- What you should do -
Change "before" to "pre" in the entries from the line with "panel-2-before-bar-1 [88,352,102,513]" to the line with "panel-2-n-label: n=6 [91,22,137,47]", and give back only those lines with nothing else altered.

- Records -

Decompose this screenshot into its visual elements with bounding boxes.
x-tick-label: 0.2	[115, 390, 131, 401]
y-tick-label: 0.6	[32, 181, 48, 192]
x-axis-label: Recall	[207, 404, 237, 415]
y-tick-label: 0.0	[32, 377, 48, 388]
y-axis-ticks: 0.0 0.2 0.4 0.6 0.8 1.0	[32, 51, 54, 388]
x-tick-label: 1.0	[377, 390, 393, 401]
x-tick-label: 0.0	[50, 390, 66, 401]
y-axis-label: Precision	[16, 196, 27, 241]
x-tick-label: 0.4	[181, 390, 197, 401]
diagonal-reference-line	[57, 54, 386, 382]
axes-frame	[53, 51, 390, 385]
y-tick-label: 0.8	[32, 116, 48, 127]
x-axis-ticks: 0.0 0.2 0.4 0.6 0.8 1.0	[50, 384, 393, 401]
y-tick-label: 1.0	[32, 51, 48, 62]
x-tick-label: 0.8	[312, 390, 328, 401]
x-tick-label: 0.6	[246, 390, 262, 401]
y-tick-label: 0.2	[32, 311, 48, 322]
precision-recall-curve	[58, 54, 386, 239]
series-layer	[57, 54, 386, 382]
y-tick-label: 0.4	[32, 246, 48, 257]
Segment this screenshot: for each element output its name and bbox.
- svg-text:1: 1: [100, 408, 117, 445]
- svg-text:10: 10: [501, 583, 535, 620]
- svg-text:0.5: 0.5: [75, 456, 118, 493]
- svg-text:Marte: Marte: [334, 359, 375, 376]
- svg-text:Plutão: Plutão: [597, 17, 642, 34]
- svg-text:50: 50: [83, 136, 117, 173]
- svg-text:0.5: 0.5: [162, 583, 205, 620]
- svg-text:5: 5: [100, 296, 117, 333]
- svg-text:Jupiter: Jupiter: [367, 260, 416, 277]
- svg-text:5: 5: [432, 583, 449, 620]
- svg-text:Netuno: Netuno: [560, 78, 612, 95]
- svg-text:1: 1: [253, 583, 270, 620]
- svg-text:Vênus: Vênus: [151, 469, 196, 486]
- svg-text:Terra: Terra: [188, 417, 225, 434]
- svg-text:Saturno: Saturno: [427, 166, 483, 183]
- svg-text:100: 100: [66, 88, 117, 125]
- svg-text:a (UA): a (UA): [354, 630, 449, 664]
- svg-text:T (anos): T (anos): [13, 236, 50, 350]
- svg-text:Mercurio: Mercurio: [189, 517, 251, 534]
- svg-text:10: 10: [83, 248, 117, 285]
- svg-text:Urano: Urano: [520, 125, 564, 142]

---

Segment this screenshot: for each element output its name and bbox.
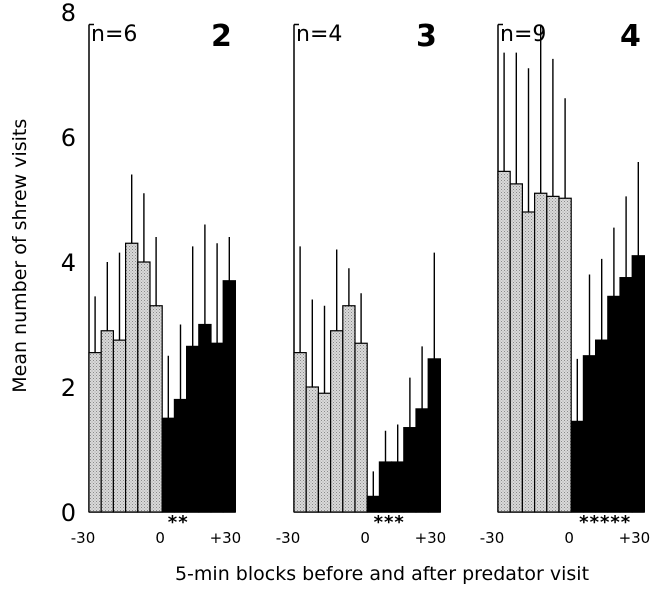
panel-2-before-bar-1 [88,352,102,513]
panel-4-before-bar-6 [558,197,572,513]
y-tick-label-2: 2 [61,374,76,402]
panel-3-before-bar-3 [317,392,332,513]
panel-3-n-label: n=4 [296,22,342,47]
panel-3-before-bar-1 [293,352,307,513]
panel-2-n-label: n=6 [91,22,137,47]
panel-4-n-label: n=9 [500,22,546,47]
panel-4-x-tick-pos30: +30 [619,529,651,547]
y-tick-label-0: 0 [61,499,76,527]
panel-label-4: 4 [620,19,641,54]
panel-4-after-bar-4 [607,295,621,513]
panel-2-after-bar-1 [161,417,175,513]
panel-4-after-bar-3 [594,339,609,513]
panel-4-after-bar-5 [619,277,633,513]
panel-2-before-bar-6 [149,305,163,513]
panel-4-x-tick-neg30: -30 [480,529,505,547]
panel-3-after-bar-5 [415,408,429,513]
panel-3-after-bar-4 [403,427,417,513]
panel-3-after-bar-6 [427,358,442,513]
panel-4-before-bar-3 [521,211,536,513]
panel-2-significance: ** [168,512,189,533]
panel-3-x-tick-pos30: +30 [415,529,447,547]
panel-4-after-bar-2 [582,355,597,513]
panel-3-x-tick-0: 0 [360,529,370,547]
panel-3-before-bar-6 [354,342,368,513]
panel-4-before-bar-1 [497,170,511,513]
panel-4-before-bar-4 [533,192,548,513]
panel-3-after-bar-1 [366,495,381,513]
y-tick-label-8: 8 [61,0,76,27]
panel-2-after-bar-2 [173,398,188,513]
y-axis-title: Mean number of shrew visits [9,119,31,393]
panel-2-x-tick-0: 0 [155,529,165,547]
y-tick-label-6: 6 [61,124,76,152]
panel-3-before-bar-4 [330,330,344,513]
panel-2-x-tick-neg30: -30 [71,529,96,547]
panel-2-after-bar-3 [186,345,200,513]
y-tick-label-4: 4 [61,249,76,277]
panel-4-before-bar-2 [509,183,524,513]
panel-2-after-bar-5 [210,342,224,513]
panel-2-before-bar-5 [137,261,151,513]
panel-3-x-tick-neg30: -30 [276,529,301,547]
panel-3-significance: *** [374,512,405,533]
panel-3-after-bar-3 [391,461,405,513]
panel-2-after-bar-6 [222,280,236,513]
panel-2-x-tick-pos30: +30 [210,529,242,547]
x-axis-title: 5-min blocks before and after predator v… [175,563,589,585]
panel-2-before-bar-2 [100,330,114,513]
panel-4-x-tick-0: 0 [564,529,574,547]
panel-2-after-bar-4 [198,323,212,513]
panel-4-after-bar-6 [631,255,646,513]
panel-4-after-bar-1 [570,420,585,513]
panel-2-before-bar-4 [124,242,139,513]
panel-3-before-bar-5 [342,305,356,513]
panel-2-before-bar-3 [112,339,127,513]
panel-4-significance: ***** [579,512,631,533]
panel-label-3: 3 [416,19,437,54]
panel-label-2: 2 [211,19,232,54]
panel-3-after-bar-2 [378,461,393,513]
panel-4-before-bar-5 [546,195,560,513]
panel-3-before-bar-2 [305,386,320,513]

- Correct output -
panel-2-pre-bar-1 [88,352,102,513]
panel-4-pre-bar-6 [558,197,572,513]
y-tick-label-2: 2 [61,374,76,402]
panel-3-pre-bar-3 [317,392,332,513]
panel-3-n-label: n=4 [296,22,342,47]
panel-3-pre-bar-1 [293,352,307,513]
panel-2-n-label: n=6 [91,22,137,47]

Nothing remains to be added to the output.